▶ _Task prompt_: Reading down the listing below, count the lines where the word "premium" shows up, then give only that count.

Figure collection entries
# # # # # # #
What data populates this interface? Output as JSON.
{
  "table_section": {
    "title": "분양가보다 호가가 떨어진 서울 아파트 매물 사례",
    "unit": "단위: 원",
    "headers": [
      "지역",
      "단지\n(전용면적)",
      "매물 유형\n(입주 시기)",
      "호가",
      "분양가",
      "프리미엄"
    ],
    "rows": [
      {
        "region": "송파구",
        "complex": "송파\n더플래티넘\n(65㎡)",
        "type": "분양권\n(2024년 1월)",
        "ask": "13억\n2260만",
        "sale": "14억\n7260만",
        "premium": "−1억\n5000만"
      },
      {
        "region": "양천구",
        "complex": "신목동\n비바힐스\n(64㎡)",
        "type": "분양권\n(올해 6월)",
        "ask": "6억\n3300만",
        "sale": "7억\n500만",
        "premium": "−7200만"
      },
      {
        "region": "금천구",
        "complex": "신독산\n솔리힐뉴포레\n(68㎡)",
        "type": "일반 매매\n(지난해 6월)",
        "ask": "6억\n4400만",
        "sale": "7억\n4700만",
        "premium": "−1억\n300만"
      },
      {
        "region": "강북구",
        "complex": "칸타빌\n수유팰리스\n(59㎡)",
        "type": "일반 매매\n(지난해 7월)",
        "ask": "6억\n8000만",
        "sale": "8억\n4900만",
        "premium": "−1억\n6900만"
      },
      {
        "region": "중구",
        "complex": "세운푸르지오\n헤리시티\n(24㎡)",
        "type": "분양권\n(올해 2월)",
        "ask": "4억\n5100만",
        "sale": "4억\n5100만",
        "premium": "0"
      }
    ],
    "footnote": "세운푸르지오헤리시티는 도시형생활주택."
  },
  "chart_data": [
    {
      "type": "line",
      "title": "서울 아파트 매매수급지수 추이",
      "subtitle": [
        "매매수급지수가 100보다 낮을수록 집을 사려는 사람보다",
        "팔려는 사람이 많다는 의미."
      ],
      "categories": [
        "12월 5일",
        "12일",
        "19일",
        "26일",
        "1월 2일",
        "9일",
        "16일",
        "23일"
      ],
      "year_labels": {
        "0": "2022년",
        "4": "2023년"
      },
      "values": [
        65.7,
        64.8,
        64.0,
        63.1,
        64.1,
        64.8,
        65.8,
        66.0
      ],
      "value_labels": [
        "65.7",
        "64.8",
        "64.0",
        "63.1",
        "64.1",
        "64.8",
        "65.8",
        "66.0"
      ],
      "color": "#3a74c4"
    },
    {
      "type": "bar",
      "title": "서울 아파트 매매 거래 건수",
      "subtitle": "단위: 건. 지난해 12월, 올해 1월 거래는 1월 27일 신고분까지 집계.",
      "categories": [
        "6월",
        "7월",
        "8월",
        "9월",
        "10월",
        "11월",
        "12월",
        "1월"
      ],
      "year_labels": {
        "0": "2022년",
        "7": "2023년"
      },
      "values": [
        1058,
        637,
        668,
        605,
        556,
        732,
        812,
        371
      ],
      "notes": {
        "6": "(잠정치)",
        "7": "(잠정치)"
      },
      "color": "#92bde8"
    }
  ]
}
# # # # # # #
▶ _Written response_: 5